- Excerpted passage -
++++++++

Well, that’s really up to you.
With a plan – any plan – you can envisage where you want to go, and then prepare steps to get there, rather than staying “in the trenches” and seeing what you get if you just work harder.
But first, let’s be clear about what is a strategic plan, and what the difference is between a strategic plan and a business plan.
A strategic plan is a big picture story of where you want your organisation to go. It tells the story of that dream you had when you start your business and helps you work out what you have to do to achieve your dream – apart from just working more. It’s a long term direction-setting document. It typically covers a period of 5 to 10 years and the timeframe is not prescriptively detailed in its actions: it is based on less precise assumptions due to the less predictable long-term it is setting out and therefore it does not contain detailed step by step actions.
A business plan cascades from that and tells the day-to-day story of what you need to do within a much shorter timeframe to help you get to that big picture. It is a far more detailed story or document. It takes the strategies arising from your strategic plan and carves them into more predictable timeframes – typically one to 2 years. Since the timeframe is shorter, the assumptions can be more accurate and the options more predictable.
Imagine that you are planning a big holiday overseas to celebrate your wedding anniversary.
A strategic plan describes where you want to go, what you want to do to celebrate, how long you will be away, and may even describe how much fun you will have or what you will feel. Those are your “strategies”.
A business plan is the detailed planning of dates to book, visas to apply for, what to pack, hotels to book and maybe even meals on the day itself. It may even have a day by day itinerary. These are your “tactics”, both combining to describe how you will celebrate, and what you have to do to make it a success.

++++++++

- Source data -
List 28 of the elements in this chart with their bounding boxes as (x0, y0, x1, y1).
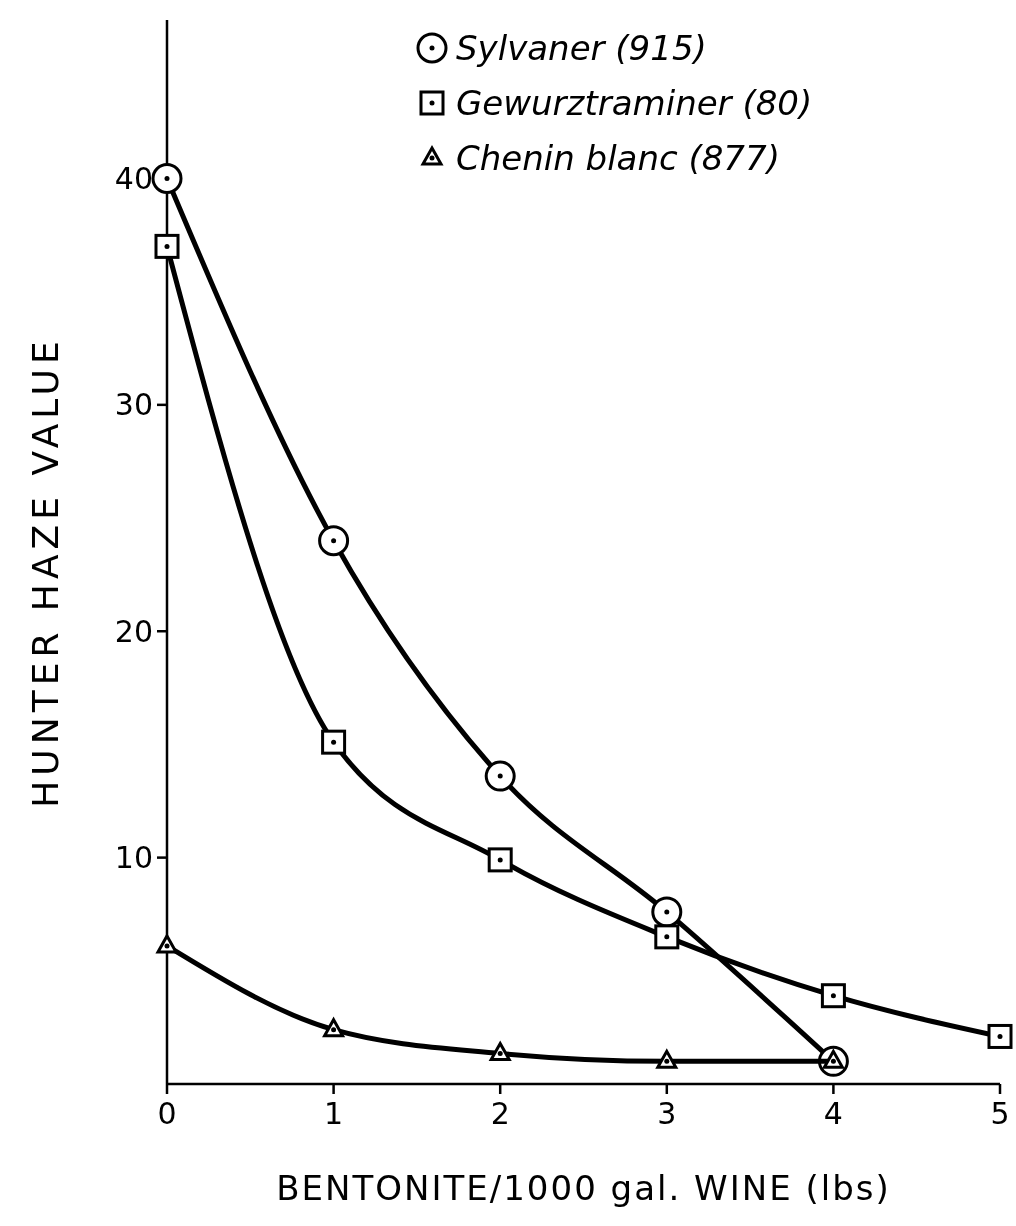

++++++++

According to the passage on strategic and business plans, what period does a strategic plan typically cover? The lines have no part in what follows.

5 to 10 years.